Que este é o alcance que vem sendo dado à norma é questão pacífica.
Menos pacífico será ver esses conceitos a actuarem nos casos que concretamente nos surgem…
O caminho que nos parece ser o correcto a seguir, para que os recorrentes possam validamente e fundadamente levar ao verdadeiro exercício do duplo grau de jurisdição, é que o que se encontra retratado em vária jurisprudência do STJ da qual, a que a seguir se transcreve, é um exemplo actual e bem elucidativo.
AC STJ proc 06B1868 de 14/3/2007, relator Cons. Pires da Rosa: “Vejamos porém, mais uma vez, o que temos dito sobre esta questão. O Dec.Lei nº39/95, de 15 de Fevereiro, que veio ao processo civil português « prever e regulamentar a possibilidade de documentação ou registo das audiências finais e da prova nelas produzida » em ordem a assegurar « a criação de um verdadeiro e efectivo 2º grau de jurisdição na apreciação da matéria de facto, facultando às partes na causa uma maior e mais real possibilidade de reacção contra eventuais - e seguramente excepcionais - erros do julgador na livre apreciação das provas e na fixação da matéria de facto relevante para a solução jurídica do pleito », introduz no CPCivil um novo artigo - o art.690º-A - que visa responder à preocupação expressa ainda no texto preambular do diploma nos seguintes termos : « a garantia do duplo grau de jurisdição em sede de matéria de facto nunca poderá envolver, pela própria natureza das coisas, a reapreciação sistemática e global de toda a prova produzida em audiência - visando apenas a detecção e correcção de pontuais, concretos e seguramente excepcionais erros de julgamento, incidindo sobre pontos determinados da matéria de facto, que o recorrente sempre terá o ónus de apontar claramente e fundamentar na sua minuta de recurso ».
A parte que impugna a decisão proferida sobre matéria de facto tem, então, um duplo ónus: circunscrever ou delimitar o âmbito do recurso, indicando claramente qual a parcela ou segmento da decisão proferida que considera viciada por erro de julgamento; fundamentar, em termos concludentes, as razões por que discorda do decidido, indicando ou concretizando os meios probatórios (constantes de auto ou documento incorporado no processo ou de registo ou gravação nele realizada) que implicavam decisão diversa da tomada pelo tribunal, quanto aos pontos da matéria de facto impugnados - veja-se Carlos Lopes do Rego, Comentários ao Código do Processo Civil, Almedina, pág.465….
O que é necessário e imprescindível é que, no seu livre exercício de convicção, o tribunal indique « os fundamentos suficientes para que, através das regras da ciência, da lógica e da experiência, se possa controlar a razoabilidade daquela convicção sobre o julgamento do facto como provado ou não provado » - Miguel Teixeira de Sousa, Estudos Sobre o Novo Processo Civil, Lex, 1997, pág.348.

+++++

### O que fazer
Escreva a continuação do texto sobre o duplo grau de jurisdição em matéria de facto, a partir da última frase apresentada. Os registos são material à parte, independente do texto sobre o duplo grau de jurisdição.

+++++

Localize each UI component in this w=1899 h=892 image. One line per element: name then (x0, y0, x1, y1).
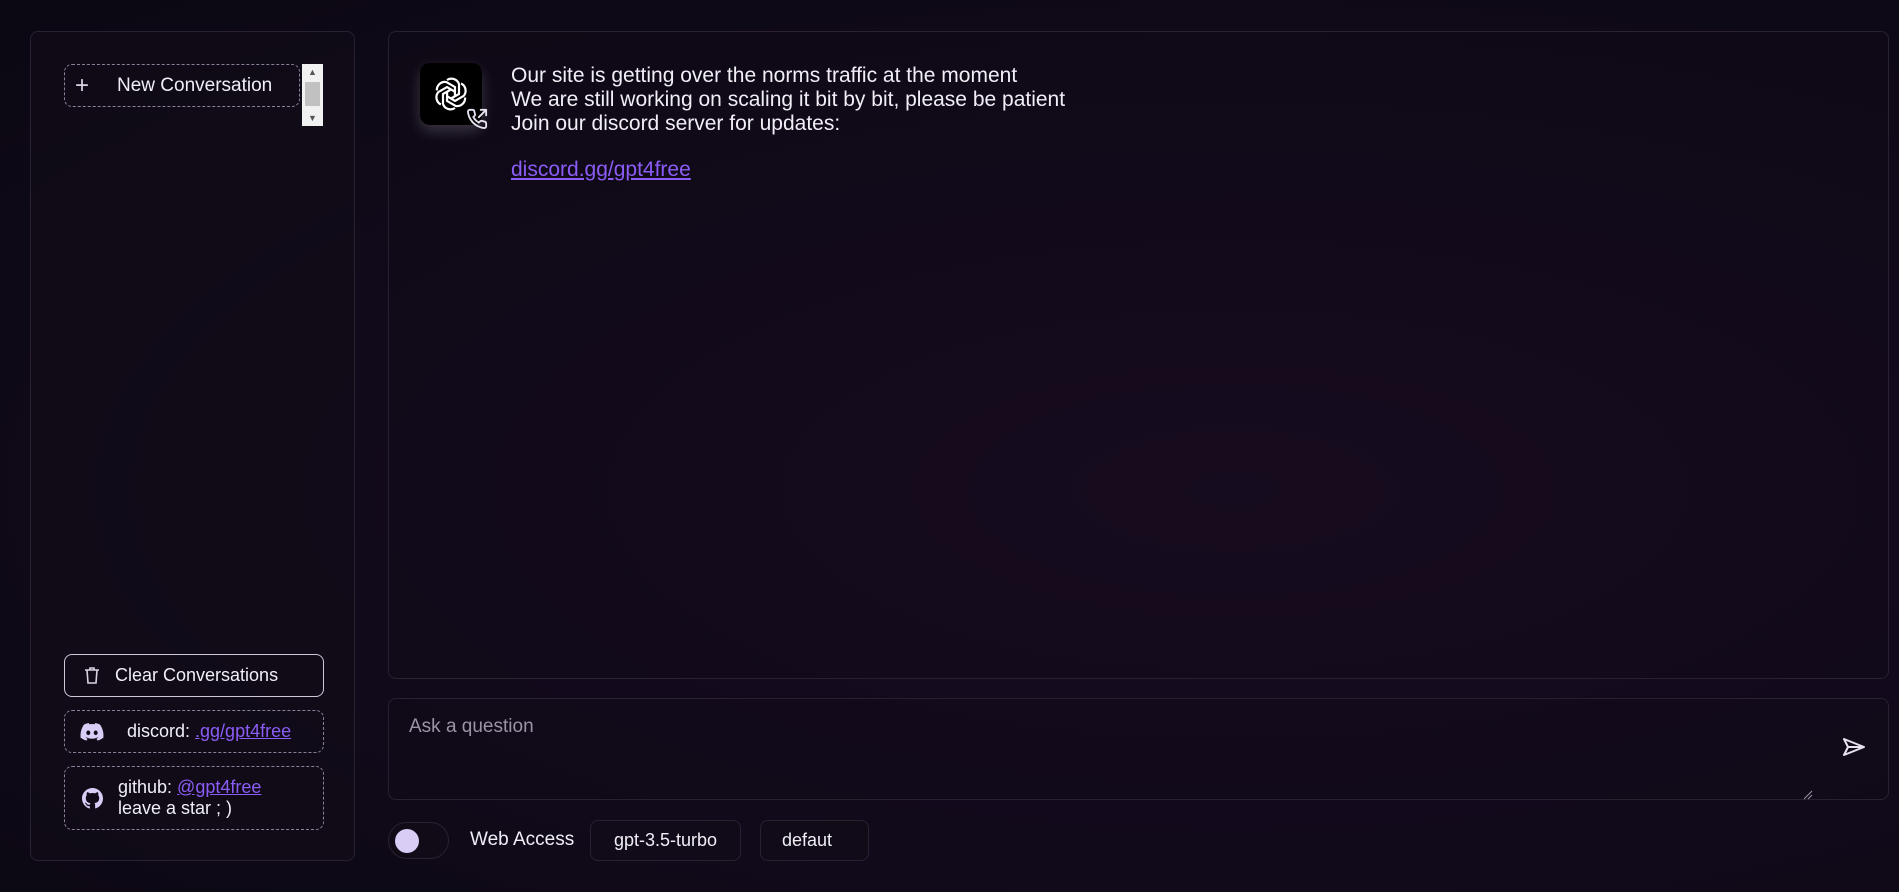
chat-messages-panel: Our site is getting over the norms traff… (388, 31, 1889, 679)
message-line-1: Our site is getting over the norms traff… (511, 64, 1018, 87)
message-input-box[interactable] (388, 698, 1889, 800)
sidebar: + New Conversation ▲ ▼ Clear Conversatio… (30, 31, 355, 861)
new-conversation-button[interactable]: + New Conversation (64, 64, 300, 107)
github-icon (77, 787, 107, 809)
model-select[interactable]: gpt-3.5-turbo (590, 820, 741, 861)
discord-icon (77, 722, 107, 741)
github-star-note: leave a star ; ) (118, 798, 233, 818)
discord-text: discord: .gg/gpt4free (127, 721, 291, 742)
discord-link-box: discord: .gg/gpt4free (64, 710, 324, 753)
phone-call-icon (466, 108, 488, 135)
sidebar-scrollbar[interactable]: ▲ ▼ (302, 64, 323, 126)
resize-handle-icon[interactable] (1803, 787, 1813, 805)
new-conversation-label: New Conversation (117, 74, 273, 96)
message-line-2: We are still working on scaling it bit b… (511, 88, 1066, 111)
send-icon[interactable] (1842, 737, 1866, 762)
github-link-box: github: @gpt4free leave a star ; ) (64, 766, 324, 830)
clear-conversations-button[interactable]: Clear Conversations (64, 654, 324, 697)
web-access-label: Web Access (470, 829, 575, 850)
message-line-3: Join our discord server for updates: (511, 112, 841, 135)
assistant-message: Our site is getting over the norms traff… (511, 64, 1065, 182)
scroll-down-arrow-icon[interactable]: ▼ (302, 110, 323, 126)
question-input[interactable] (407, 711, 1791, 743)
trash-icon (77, 666, 107, 685)
toggle-knob (395, 829, 419, 853)
discord-link[interactable]: .gg/gpt4free (195, 721, 291, 741)
web-access-toggle[interactable] (388, 822, 449, 859)
plus-icon: + (75, 71, 90, 99)
scrollbar-thumb[interactable] (305, 82, 320, 106)
clear-conversations-label: Clear Conversations (115, 665, 279, 685)
github-link[interactable]: @gpt4free (177, 777, 261, 797)
scroll-up-arrow-icon[interactable]: ▲ (302, 64, 323, 80)
jailbreak-select[interactable]: defaut (760, 820, 869, 861)
github-prefix: github: (118, 777, 178, 797)
github-text: github: @gpt4free leave a star ; ) (118, 777, 261, 819)
discord-invite-link[interactable]: discord.gg/gpt4free (511, 158, 691, 181)
discord-prefix: discord: (127, 721, 196, 741)
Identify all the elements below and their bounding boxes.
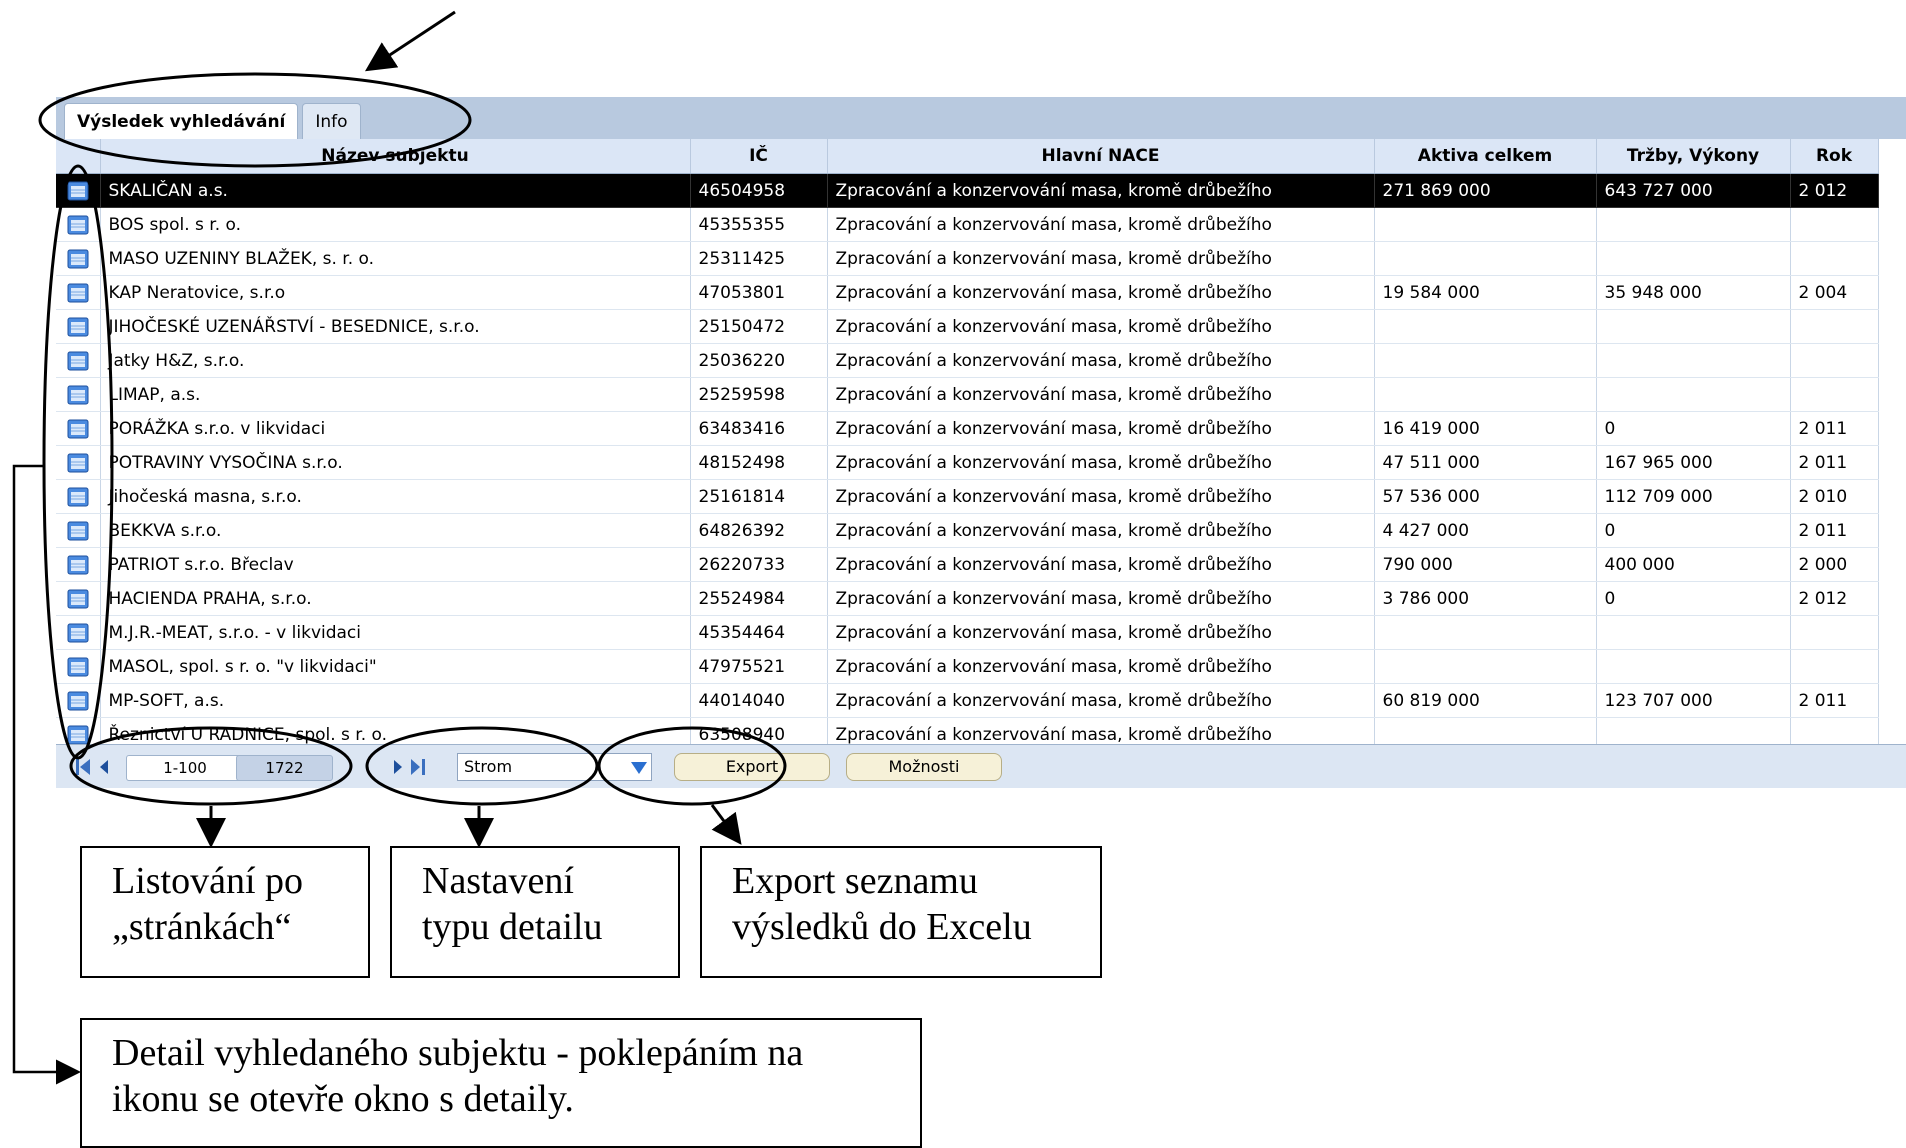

+++++

### Resultado do exercício
O que ao tribunal de segunda jurisdição compete é, então, apurar da razoabilidade da convicção probatória do primeiro grau dessa mesma jurisdição face aos elementos que agora lhe são apresentados nos autos.
A questão é saber: a convicção vertida nas respostas cabe, razoavelmente, nesses elementos? Estes elementos suportam (ou não) essa convicção?
O tribunal de segunda jurisdição não vai à procura de uma nova convicção (que lhe está de todo em todo vedada exactamente pela falta desses elementos intraduzíveis na gravação da prova) mas à procura de saber se a convicção expressa pelo tribunal a quo tem suporte razoável naquilo que a gravação da prova (com os mais elementos existentes nos autos) pode exibir perante si.
Veja-se aliás que, como se afirma no acórdão do TC nº415/01,de 3 de Outubro de 2001 (Maria dos Prazeres Pizarro Beleza), no proc. nº160/01, in www.tribunalconstitucional.pt/tc/acordaos, « essa (a 2ª) convicção pode, naturalmente, coincidir ou não com a que se formou na 1ª instância; não coincidindo, tanto respeitaria o duplo grau de jurisdição uma interpretação do disposto nos preceitos em crise no sentido de que deveria prevalecer a interpretação do tribunal de recurso e que o julgamento da 1ª instância deveria ser alterado em consonância, como aquela que o Tribunal da Relação de Coimbra adoptou no caso presente, por a considerar imposta pelo necessário respeito pelos princípios da livre apreciação da prova e da imediação».

Passemos então ao caso dos autos, em que os depoimentos foram gravados.

9. Recurso da Autora - Impugnação da matéria de facto.
9.1. - É por demais evidente a razão que assiste à A, no ponto 5.1.1.A- supra descrito.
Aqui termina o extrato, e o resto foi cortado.